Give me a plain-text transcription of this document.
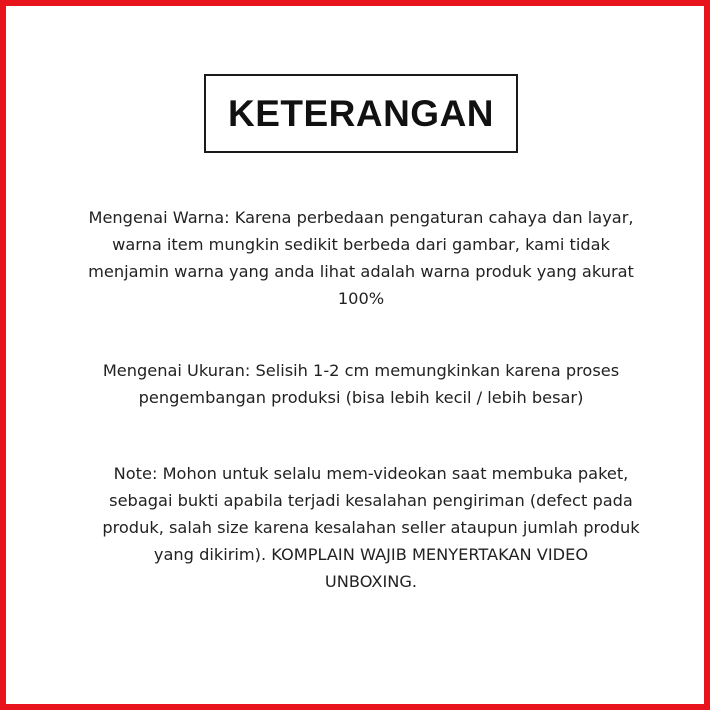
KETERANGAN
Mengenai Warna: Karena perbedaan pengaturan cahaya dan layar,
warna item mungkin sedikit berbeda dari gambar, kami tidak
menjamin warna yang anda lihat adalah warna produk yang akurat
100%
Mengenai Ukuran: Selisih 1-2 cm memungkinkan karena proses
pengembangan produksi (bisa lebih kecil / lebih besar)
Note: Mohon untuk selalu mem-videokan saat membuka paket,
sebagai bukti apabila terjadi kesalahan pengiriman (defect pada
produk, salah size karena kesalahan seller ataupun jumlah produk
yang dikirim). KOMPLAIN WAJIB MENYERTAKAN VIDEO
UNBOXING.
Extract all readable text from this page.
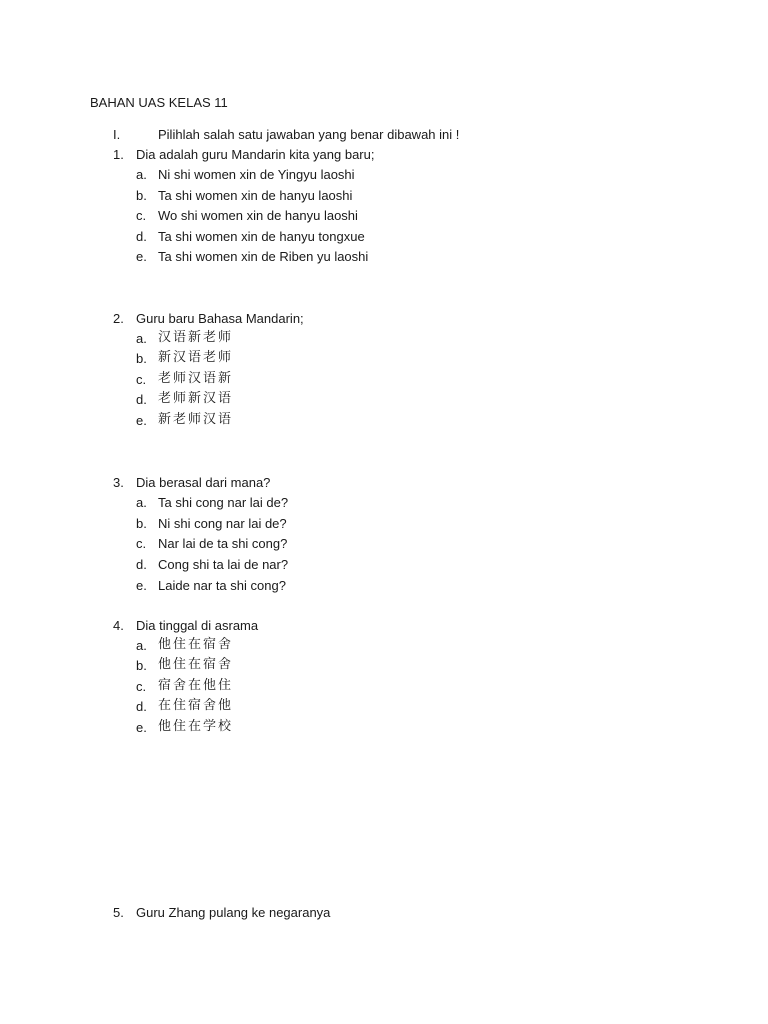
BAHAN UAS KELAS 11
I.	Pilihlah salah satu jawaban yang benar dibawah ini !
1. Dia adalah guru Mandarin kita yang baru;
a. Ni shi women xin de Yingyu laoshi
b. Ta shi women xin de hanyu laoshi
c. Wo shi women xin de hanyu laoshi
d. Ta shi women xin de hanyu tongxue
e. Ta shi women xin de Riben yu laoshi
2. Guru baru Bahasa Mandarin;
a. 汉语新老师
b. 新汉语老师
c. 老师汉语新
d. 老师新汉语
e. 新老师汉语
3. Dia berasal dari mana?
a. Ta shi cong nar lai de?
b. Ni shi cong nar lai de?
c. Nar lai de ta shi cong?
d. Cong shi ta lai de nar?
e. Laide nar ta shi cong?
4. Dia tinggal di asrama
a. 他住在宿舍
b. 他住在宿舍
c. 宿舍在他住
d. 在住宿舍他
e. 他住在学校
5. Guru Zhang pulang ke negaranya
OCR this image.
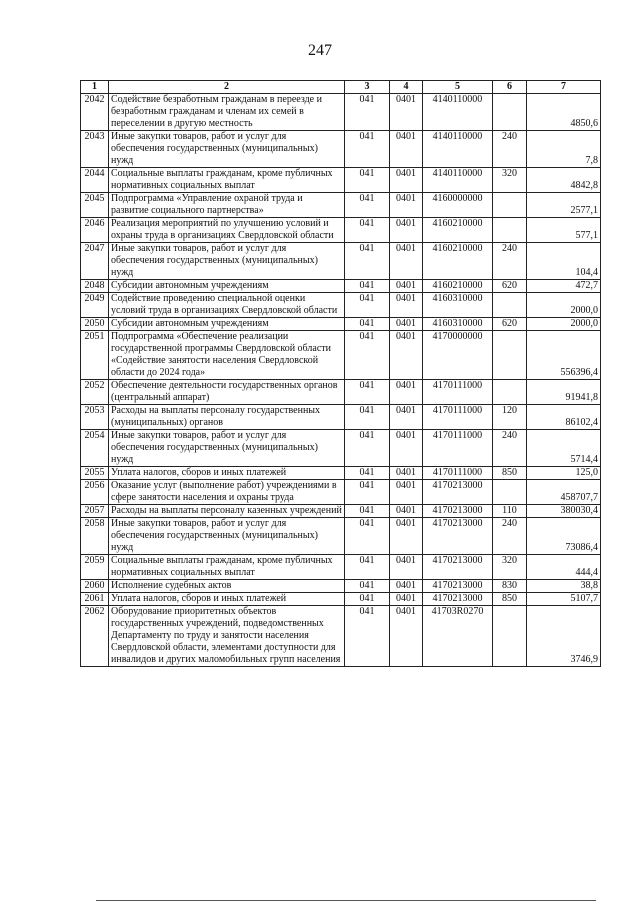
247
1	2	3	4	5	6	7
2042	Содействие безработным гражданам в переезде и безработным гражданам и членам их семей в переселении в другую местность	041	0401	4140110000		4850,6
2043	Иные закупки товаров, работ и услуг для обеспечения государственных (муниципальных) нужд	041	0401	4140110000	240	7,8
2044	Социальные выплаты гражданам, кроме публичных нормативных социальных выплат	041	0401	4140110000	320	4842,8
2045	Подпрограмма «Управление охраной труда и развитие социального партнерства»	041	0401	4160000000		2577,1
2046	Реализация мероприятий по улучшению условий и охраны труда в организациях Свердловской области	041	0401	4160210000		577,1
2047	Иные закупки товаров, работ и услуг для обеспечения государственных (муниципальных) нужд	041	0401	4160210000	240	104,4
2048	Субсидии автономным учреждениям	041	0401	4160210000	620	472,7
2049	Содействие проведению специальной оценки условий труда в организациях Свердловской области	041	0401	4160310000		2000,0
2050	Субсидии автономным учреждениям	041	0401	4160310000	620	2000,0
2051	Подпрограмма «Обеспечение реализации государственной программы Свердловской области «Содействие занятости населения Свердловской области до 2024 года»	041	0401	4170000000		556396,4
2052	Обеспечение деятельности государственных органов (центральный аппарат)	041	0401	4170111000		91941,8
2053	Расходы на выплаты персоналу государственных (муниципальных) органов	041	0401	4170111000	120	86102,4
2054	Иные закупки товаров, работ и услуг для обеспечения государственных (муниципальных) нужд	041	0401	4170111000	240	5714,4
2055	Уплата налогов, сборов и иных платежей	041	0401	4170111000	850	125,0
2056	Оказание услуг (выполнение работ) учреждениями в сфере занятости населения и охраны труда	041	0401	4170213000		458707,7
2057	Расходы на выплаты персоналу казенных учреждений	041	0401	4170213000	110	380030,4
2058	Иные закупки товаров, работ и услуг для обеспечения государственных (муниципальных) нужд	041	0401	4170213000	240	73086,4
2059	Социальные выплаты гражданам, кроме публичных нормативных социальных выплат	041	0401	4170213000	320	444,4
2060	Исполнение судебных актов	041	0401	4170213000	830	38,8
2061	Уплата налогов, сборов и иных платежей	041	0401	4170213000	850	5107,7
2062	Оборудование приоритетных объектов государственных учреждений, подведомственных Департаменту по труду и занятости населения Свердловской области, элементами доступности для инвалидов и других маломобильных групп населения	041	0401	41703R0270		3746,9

● ● ●

| Work to be completed |
Scan the material above and determine how many lines include the word "hanyu"; report only the number.

| Task result |
3